Stored items:
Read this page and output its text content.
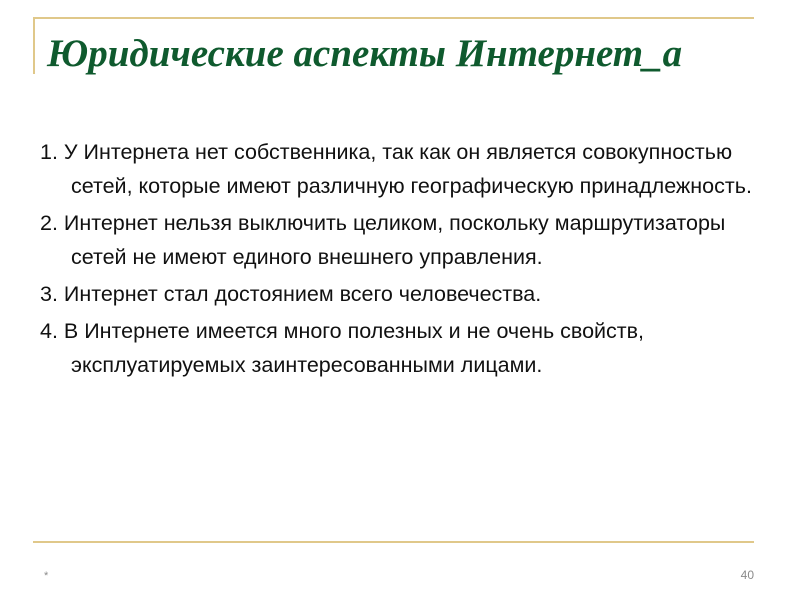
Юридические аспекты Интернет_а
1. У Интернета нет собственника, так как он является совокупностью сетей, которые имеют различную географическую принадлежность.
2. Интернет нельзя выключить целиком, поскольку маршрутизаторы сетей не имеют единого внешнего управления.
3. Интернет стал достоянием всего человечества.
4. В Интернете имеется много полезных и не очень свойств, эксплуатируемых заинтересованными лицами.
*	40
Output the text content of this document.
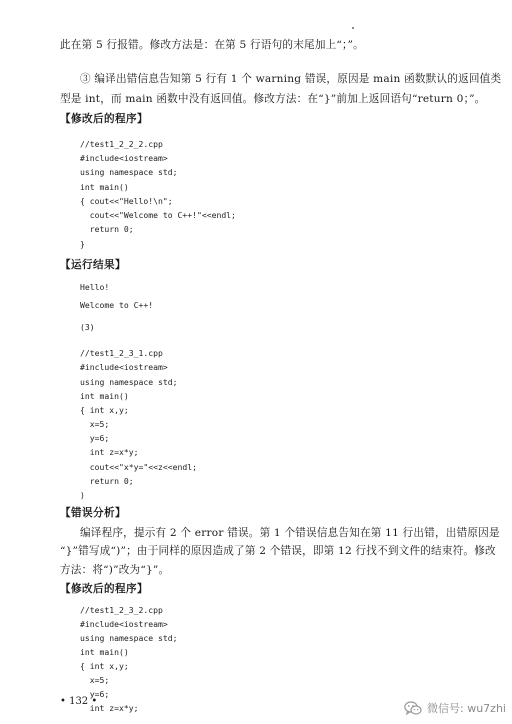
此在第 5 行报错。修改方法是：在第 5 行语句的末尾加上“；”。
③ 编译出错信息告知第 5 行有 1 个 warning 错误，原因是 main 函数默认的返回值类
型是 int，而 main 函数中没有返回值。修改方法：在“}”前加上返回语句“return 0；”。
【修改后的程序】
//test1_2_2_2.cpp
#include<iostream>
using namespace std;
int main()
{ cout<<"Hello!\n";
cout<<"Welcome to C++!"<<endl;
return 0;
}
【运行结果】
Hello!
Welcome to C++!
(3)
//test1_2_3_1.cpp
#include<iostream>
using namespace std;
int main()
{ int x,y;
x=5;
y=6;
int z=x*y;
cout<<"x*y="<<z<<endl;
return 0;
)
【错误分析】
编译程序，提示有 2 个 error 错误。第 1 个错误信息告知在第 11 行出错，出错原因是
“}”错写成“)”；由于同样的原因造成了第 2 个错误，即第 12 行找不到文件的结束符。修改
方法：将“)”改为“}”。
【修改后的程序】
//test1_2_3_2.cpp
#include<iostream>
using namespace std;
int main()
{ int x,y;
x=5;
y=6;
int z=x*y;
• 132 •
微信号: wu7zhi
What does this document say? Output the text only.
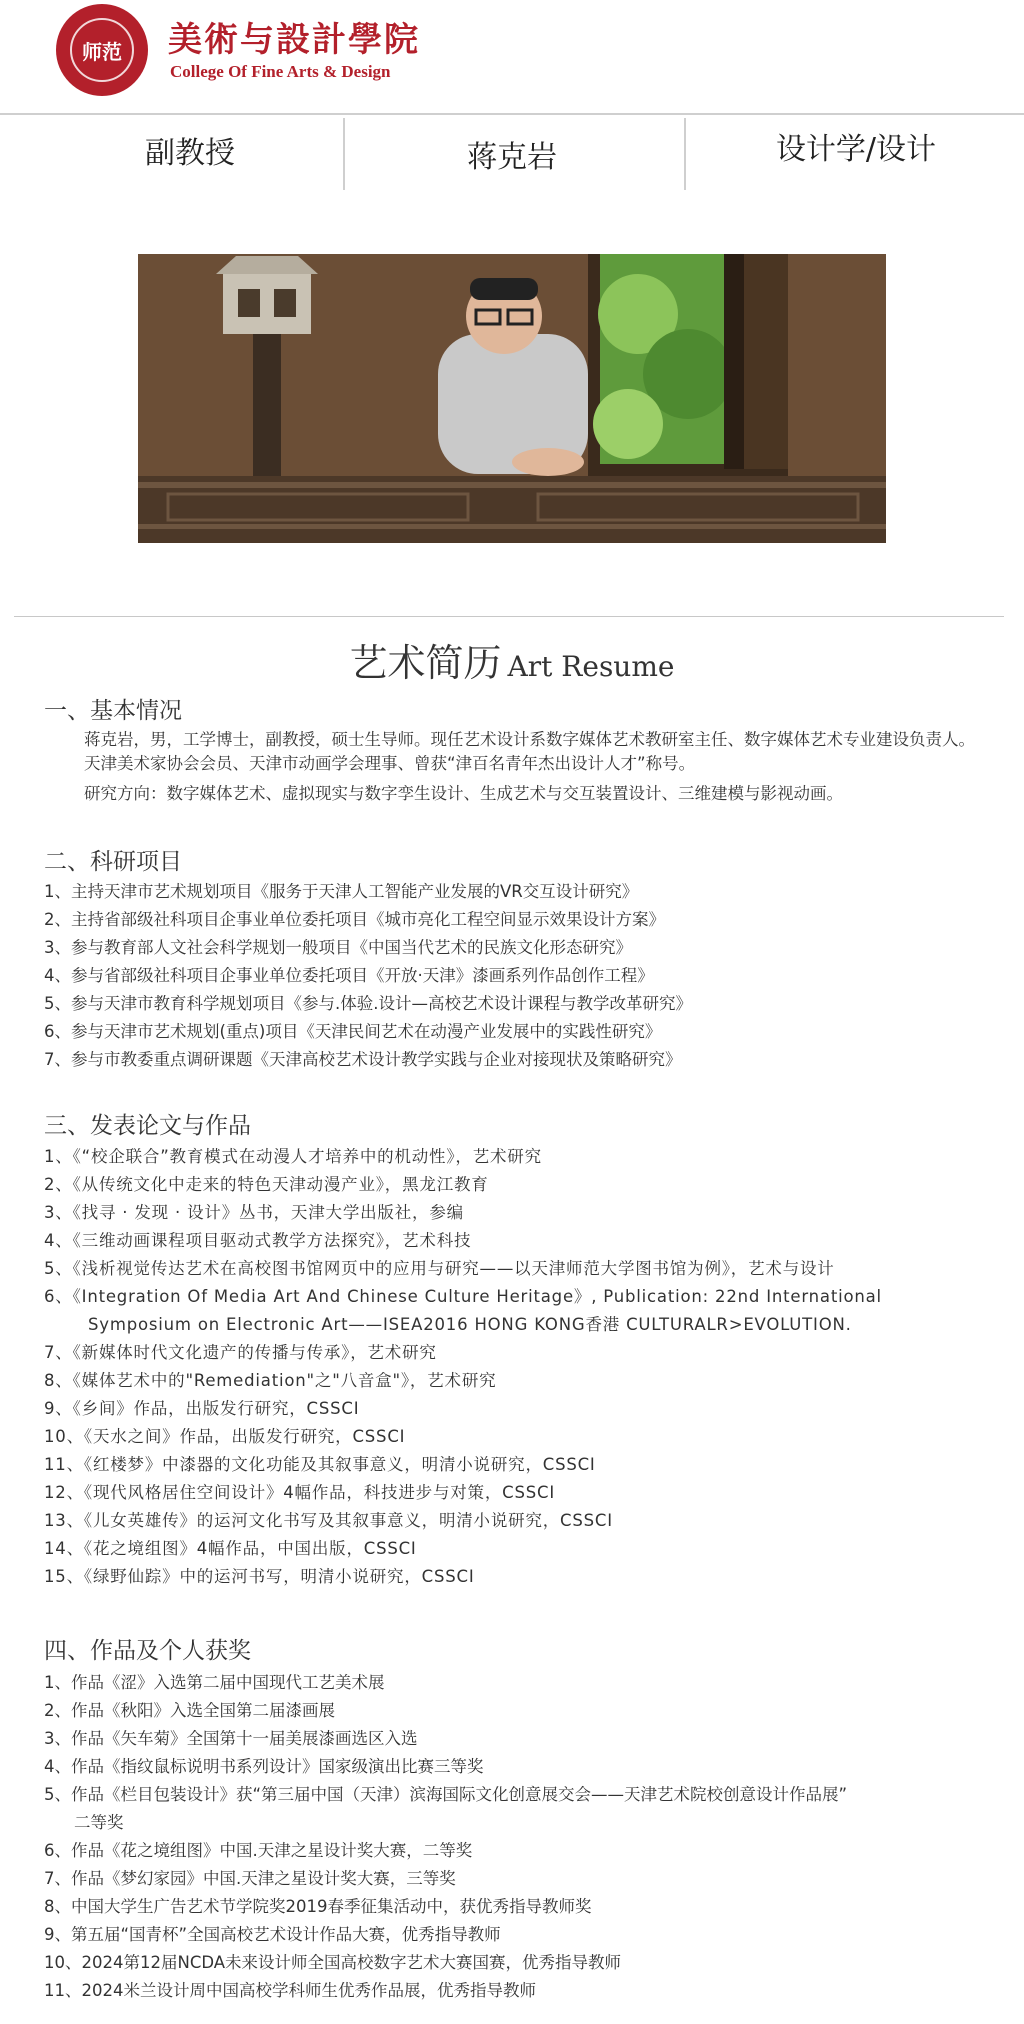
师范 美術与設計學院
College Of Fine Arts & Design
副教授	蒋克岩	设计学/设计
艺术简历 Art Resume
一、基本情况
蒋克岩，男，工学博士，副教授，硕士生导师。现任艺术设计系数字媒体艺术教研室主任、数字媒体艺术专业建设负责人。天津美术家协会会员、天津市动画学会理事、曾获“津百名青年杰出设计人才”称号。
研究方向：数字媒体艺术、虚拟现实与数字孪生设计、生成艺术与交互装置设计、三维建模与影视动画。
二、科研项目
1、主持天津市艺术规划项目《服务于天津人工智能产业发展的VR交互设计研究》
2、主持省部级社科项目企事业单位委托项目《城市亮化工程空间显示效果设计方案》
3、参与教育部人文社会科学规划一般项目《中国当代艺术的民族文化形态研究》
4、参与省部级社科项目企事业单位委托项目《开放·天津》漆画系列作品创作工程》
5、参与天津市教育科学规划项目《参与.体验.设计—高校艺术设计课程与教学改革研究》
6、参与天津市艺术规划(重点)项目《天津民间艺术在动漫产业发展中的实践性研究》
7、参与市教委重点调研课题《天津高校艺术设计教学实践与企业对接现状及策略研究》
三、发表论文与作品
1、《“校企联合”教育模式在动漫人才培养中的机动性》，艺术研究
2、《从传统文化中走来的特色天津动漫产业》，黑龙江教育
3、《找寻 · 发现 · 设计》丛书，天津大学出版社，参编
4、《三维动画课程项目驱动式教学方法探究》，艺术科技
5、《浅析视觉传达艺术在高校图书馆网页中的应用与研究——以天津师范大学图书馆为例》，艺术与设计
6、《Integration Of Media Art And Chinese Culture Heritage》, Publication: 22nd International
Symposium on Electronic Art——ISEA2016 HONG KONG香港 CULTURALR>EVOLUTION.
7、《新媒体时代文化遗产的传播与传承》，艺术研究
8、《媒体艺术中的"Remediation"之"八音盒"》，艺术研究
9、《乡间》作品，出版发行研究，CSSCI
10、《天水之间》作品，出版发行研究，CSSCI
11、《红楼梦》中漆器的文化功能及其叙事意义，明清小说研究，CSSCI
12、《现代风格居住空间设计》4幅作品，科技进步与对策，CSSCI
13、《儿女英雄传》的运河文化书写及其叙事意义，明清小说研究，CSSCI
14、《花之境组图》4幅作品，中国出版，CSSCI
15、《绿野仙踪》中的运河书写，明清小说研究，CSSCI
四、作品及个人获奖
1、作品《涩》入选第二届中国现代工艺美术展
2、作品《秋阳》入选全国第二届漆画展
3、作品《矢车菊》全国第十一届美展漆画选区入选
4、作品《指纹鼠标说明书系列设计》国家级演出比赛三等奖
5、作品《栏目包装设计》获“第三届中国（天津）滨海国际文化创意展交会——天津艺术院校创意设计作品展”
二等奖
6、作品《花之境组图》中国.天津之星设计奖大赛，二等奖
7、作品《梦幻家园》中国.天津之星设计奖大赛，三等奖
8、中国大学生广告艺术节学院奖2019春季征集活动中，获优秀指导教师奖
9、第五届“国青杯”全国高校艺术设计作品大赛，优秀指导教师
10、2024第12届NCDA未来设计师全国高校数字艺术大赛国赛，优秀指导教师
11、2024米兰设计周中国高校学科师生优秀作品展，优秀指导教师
--
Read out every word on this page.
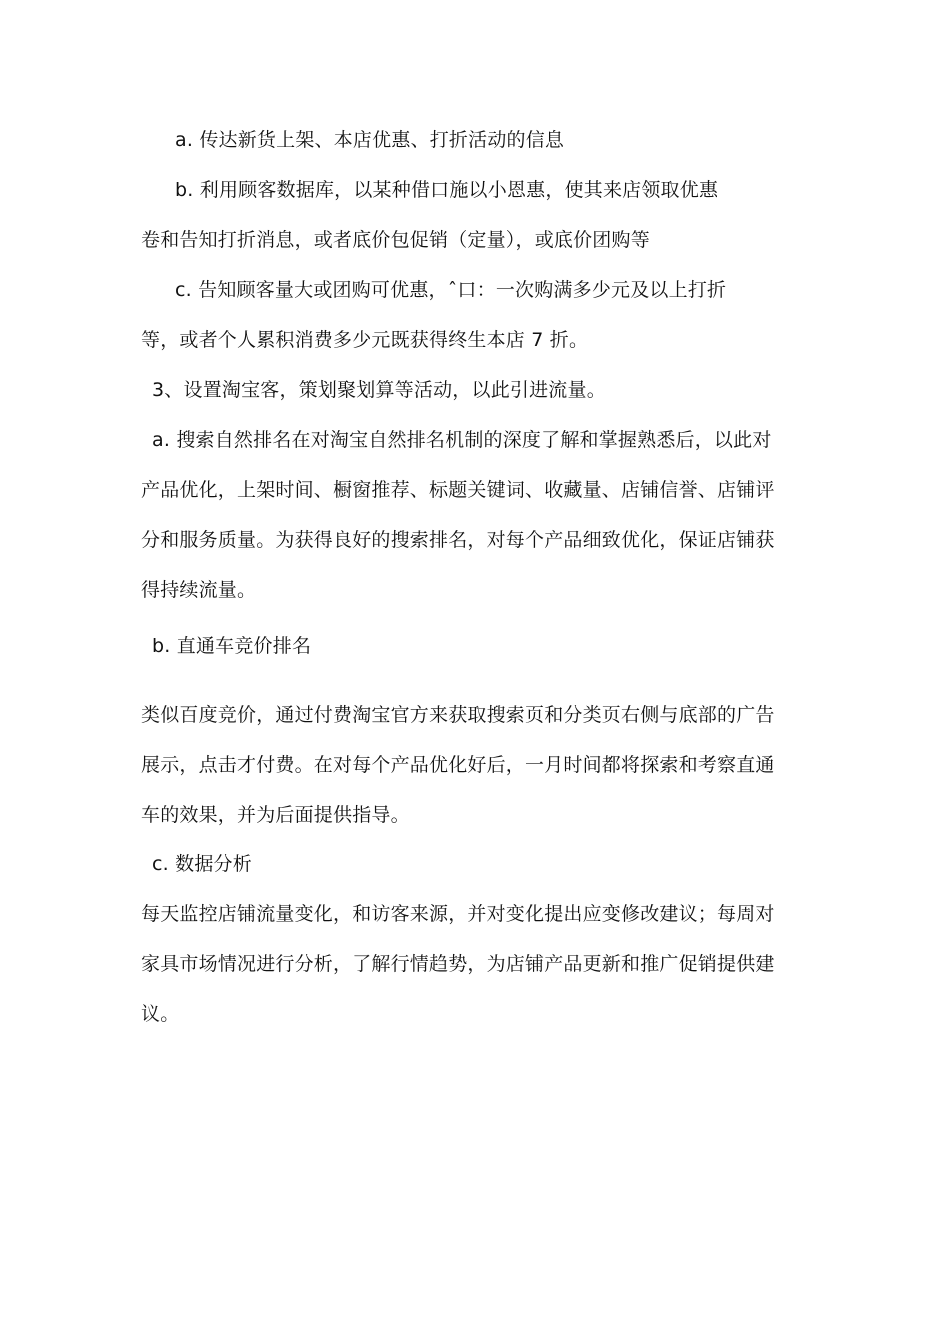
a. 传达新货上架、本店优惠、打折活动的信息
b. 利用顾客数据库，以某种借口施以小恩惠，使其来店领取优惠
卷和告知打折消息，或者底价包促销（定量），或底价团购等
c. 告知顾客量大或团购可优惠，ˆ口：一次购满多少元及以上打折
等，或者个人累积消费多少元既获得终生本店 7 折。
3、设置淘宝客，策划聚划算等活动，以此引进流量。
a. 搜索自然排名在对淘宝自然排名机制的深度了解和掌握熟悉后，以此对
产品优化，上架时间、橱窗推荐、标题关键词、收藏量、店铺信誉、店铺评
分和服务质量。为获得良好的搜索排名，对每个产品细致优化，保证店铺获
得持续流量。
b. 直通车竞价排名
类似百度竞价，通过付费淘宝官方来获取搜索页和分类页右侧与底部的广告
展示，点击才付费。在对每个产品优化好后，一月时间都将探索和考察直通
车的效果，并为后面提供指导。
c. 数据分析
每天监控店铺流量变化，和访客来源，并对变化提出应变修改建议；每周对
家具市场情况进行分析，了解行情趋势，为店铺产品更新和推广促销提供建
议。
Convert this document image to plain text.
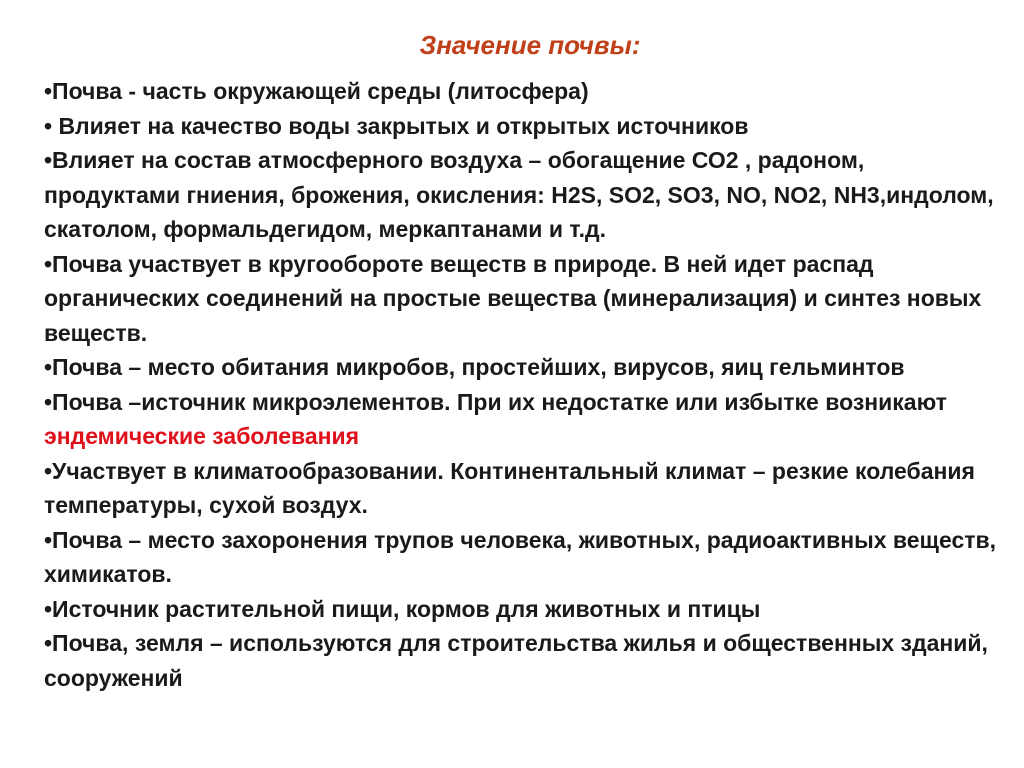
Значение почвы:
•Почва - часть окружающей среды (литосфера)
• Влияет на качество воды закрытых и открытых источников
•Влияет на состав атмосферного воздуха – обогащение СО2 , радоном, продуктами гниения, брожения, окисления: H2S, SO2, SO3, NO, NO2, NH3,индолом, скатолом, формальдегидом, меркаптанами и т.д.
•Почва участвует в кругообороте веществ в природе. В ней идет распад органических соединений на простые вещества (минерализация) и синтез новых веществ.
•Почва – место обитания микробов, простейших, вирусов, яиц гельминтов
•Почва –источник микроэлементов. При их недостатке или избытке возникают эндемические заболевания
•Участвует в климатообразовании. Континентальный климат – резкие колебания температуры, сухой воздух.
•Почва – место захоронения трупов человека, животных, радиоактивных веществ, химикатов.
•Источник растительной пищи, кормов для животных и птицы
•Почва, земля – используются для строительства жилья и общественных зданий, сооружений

(REQUIRED WORK): Count the lines above that contain the word "text". Give only the number.

(FINAL RESULT): 4